Task objective:
Starting at the beginning of the material and ending with the line that contains "basement-cell: 0: [764, 342, 819, 359]", write those lines out again with "total-area-cell" swapped for "floor-area-cell" and nothing else altered.

Entries shown:
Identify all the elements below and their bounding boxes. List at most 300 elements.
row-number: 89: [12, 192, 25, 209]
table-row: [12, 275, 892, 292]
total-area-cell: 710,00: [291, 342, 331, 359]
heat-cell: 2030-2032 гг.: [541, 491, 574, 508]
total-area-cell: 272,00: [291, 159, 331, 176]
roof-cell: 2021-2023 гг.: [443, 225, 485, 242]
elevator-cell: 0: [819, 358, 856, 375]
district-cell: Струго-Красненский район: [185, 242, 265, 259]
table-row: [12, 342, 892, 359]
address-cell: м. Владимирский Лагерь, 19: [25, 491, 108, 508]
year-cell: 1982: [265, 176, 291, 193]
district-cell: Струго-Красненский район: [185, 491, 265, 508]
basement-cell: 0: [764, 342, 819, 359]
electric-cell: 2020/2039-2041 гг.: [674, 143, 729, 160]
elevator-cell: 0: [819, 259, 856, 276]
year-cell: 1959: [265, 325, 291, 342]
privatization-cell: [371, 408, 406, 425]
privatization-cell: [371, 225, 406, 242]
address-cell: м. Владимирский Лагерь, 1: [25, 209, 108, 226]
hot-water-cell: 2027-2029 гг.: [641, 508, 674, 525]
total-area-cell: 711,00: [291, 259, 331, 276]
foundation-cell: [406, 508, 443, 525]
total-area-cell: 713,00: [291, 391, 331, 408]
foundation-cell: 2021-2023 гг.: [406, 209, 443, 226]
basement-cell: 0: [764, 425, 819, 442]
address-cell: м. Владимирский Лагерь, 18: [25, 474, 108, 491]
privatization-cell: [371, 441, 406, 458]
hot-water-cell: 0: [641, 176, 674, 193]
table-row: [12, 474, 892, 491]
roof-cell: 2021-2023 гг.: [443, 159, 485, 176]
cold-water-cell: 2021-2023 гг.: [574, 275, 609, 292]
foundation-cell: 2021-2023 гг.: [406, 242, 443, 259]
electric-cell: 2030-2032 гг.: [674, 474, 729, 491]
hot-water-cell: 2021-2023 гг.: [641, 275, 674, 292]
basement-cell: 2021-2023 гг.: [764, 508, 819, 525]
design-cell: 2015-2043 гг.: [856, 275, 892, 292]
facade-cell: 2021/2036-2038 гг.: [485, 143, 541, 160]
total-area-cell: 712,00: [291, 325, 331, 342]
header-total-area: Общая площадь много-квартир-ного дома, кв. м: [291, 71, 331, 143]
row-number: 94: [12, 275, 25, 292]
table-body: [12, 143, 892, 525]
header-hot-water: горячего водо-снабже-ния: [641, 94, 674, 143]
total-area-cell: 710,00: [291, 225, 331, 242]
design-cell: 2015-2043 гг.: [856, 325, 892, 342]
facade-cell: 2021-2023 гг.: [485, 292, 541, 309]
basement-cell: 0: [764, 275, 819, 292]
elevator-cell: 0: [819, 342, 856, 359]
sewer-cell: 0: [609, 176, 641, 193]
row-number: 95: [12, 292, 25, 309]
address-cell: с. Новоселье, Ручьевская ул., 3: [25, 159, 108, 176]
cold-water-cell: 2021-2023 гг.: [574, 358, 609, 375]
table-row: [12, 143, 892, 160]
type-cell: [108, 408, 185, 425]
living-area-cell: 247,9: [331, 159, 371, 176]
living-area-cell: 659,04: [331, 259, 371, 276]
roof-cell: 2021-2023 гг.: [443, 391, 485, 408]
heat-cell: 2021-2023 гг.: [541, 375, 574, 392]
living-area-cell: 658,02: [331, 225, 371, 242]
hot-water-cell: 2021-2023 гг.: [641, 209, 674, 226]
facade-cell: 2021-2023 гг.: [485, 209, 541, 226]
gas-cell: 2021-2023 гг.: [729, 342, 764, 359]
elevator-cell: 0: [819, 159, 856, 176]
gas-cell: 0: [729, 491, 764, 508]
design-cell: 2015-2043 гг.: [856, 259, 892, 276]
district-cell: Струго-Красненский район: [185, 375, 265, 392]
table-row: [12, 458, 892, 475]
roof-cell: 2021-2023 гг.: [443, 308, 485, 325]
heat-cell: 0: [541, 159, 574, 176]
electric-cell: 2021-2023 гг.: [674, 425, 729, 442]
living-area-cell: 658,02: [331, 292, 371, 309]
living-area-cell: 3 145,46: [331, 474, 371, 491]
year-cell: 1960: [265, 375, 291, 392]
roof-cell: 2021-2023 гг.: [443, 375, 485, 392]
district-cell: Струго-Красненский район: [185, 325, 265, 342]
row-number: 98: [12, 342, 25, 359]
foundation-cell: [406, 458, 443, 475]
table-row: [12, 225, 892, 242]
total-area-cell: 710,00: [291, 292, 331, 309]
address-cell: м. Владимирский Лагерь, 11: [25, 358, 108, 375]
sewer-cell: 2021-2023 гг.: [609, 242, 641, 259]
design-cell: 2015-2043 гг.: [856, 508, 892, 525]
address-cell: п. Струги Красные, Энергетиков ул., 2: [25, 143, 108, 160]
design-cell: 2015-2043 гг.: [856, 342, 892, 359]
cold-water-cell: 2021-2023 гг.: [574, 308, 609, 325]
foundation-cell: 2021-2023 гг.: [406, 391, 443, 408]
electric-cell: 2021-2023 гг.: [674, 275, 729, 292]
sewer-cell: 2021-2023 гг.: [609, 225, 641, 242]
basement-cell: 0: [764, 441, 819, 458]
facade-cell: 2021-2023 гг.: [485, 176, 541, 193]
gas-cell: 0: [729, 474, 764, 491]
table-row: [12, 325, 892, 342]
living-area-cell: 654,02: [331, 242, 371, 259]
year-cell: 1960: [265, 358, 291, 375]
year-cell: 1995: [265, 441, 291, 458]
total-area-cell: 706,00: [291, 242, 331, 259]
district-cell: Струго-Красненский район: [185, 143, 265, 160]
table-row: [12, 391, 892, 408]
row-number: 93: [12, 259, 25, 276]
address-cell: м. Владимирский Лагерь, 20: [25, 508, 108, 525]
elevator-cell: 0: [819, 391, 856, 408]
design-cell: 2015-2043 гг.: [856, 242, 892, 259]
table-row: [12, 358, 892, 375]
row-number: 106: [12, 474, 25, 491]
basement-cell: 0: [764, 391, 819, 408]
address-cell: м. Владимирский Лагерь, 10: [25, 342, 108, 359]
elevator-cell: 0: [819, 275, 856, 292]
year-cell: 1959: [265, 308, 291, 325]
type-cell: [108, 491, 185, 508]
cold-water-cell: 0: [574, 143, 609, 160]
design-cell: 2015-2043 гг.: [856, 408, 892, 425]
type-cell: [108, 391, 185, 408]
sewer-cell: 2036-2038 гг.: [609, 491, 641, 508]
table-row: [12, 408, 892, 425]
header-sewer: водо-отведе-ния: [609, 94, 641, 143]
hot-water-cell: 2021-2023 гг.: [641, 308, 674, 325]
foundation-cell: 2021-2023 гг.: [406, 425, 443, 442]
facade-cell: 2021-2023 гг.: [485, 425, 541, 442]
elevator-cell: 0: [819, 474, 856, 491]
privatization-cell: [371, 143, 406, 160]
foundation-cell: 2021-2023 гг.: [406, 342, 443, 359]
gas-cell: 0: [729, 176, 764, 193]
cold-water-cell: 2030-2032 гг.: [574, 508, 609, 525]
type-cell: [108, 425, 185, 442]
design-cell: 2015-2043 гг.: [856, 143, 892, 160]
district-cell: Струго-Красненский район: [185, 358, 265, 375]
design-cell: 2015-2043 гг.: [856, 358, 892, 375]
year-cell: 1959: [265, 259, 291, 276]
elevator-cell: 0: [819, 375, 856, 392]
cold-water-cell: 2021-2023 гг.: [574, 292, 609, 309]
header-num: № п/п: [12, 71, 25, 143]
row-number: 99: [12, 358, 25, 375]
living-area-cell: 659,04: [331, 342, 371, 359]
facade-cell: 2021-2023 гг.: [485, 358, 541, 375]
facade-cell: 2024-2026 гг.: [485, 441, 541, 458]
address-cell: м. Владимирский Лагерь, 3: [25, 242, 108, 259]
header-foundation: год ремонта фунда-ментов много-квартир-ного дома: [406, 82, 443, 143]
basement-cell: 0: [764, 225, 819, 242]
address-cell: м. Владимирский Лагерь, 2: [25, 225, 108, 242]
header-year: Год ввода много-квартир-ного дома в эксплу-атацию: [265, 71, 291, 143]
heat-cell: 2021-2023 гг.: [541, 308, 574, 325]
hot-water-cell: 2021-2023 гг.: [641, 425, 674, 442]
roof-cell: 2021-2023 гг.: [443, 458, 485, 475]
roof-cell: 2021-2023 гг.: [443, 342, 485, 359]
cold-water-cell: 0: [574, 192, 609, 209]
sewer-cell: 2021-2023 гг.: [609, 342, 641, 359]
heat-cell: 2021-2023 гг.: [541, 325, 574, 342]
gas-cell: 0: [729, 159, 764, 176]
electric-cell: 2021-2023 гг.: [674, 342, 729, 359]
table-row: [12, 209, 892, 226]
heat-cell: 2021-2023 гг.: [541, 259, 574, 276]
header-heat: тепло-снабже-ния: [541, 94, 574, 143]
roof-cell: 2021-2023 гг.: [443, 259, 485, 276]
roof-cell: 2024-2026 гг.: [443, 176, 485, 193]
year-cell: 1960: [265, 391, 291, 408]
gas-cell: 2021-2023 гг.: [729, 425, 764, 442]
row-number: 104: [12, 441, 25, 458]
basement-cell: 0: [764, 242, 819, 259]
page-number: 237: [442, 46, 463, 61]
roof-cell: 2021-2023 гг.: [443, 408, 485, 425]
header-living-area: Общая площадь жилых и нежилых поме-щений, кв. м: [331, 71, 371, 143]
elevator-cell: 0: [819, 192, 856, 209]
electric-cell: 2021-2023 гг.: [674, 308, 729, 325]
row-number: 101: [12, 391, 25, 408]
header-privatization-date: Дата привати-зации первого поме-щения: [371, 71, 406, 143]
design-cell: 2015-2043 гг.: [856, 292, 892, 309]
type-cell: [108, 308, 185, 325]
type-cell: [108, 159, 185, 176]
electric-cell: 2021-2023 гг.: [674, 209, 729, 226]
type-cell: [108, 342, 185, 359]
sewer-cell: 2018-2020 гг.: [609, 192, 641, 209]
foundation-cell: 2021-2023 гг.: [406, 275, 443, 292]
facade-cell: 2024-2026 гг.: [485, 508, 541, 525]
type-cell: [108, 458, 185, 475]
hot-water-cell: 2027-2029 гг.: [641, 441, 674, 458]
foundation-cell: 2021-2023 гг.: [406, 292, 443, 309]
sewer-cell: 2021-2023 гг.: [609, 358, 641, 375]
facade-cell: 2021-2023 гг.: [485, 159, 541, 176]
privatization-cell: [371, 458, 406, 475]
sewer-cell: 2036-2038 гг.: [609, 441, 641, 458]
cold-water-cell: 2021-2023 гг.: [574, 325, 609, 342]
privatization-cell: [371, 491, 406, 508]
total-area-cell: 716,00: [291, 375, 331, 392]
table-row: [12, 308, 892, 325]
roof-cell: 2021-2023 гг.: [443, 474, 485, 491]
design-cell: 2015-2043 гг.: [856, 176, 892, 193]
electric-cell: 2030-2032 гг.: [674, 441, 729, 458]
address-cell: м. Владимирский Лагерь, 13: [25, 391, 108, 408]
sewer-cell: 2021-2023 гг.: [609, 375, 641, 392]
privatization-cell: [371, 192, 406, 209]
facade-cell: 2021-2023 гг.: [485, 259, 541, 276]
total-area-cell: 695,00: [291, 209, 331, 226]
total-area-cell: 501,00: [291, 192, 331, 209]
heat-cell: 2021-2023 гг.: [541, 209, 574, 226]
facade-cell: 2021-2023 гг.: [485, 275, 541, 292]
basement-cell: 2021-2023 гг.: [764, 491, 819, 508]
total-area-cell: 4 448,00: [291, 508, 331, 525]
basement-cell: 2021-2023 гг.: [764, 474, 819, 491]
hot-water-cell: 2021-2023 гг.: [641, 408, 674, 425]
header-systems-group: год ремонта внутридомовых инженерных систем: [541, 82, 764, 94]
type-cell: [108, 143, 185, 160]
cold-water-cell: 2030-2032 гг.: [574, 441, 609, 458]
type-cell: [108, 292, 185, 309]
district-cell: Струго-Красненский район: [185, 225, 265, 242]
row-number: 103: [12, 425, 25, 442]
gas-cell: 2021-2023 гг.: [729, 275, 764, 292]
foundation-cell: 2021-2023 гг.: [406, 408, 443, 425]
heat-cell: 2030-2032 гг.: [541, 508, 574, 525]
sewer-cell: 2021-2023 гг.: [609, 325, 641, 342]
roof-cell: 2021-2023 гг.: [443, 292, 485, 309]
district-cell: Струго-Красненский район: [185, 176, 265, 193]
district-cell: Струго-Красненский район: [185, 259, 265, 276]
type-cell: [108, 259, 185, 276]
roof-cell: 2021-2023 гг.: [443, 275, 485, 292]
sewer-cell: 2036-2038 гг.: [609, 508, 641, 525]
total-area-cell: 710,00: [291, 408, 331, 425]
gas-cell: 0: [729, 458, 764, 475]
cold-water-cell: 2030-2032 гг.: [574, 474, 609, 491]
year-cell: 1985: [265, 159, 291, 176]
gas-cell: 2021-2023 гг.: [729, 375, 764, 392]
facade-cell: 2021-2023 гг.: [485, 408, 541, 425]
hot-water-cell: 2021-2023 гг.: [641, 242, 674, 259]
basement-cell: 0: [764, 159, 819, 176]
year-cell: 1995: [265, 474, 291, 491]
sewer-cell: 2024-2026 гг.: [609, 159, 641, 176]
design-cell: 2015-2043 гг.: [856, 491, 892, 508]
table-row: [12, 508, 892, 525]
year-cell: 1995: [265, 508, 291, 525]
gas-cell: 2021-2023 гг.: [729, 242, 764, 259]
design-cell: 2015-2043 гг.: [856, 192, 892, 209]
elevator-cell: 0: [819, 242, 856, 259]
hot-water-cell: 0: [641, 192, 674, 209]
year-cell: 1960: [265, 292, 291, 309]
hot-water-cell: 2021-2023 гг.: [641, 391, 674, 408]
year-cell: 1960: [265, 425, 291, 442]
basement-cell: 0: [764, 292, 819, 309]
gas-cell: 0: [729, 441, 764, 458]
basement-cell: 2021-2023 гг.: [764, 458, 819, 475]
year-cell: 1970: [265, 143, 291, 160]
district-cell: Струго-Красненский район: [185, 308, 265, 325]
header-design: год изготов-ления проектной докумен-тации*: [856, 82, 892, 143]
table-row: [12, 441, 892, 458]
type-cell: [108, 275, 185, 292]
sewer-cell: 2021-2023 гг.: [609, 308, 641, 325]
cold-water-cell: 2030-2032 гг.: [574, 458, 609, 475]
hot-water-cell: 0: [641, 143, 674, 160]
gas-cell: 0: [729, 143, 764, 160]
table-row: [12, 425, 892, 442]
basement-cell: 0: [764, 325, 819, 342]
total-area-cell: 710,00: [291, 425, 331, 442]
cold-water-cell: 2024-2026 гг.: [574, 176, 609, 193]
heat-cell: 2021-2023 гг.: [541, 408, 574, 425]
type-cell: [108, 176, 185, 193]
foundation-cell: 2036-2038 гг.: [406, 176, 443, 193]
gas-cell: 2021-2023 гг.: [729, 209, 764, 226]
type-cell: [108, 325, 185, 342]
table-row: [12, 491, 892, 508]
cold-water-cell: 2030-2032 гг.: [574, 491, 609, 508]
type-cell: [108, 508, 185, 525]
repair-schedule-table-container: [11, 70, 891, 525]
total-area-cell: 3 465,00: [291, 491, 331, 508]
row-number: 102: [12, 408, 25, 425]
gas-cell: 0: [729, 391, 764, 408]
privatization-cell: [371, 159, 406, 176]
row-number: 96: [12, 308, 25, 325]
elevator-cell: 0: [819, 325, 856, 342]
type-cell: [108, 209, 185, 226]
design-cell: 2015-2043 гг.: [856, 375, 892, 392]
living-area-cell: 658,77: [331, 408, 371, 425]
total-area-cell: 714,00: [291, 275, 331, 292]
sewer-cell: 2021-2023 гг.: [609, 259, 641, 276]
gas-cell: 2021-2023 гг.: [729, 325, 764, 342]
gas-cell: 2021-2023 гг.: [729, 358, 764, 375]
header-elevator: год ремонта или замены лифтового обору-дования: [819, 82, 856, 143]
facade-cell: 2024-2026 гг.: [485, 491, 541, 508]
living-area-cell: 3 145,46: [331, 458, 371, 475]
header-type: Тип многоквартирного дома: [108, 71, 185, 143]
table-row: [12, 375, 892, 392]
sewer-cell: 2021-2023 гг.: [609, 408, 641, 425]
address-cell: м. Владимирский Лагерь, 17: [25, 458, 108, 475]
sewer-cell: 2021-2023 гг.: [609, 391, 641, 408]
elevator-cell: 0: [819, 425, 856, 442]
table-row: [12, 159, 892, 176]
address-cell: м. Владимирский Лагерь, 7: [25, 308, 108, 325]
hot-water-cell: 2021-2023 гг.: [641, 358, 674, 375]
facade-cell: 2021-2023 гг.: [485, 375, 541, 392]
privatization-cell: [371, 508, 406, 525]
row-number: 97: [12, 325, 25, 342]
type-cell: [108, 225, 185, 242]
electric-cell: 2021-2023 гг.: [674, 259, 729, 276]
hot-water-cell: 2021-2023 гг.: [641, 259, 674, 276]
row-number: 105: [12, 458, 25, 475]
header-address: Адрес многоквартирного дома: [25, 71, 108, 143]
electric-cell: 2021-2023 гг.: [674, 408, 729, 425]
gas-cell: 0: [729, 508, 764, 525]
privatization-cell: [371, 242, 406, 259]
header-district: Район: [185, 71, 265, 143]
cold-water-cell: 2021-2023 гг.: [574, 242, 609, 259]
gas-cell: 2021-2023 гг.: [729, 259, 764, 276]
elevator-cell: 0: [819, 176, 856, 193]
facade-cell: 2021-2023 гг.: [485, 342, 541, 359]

Answer to the task:
Identify all the elements below and their bounding boxes. List at most 300 elements.
row-number: 89: [12, 192, 25, 209]
table-row: [12, 275, 892, 292]
floor-area-cell: 710,00: [291, 342, 331, 359]
heat-cell: 2030-2032 гг.: [541, 491, 574, 508]
floor-area-cell: 272,00: [291, 159, 331, 176]
roof-cell: 2021-2023 гг.: [443, 225, 485, 242]
elevator-cell: 0: [819, 358, 856, 375]
district-cell: Струго-Красненский район: [185, 242, 265, 259]
table-row: [12, 342, 892, 359]
address-cell: м. Владимирский Лагерь, 19: [25, 491, 108, 508]
year-cell: 1982: [265, 176, 291, 193]
district-cell: Струго-Красненский район: [185, 491, 265, 508]
basement-cell: 0: [764, 342, 819, 359]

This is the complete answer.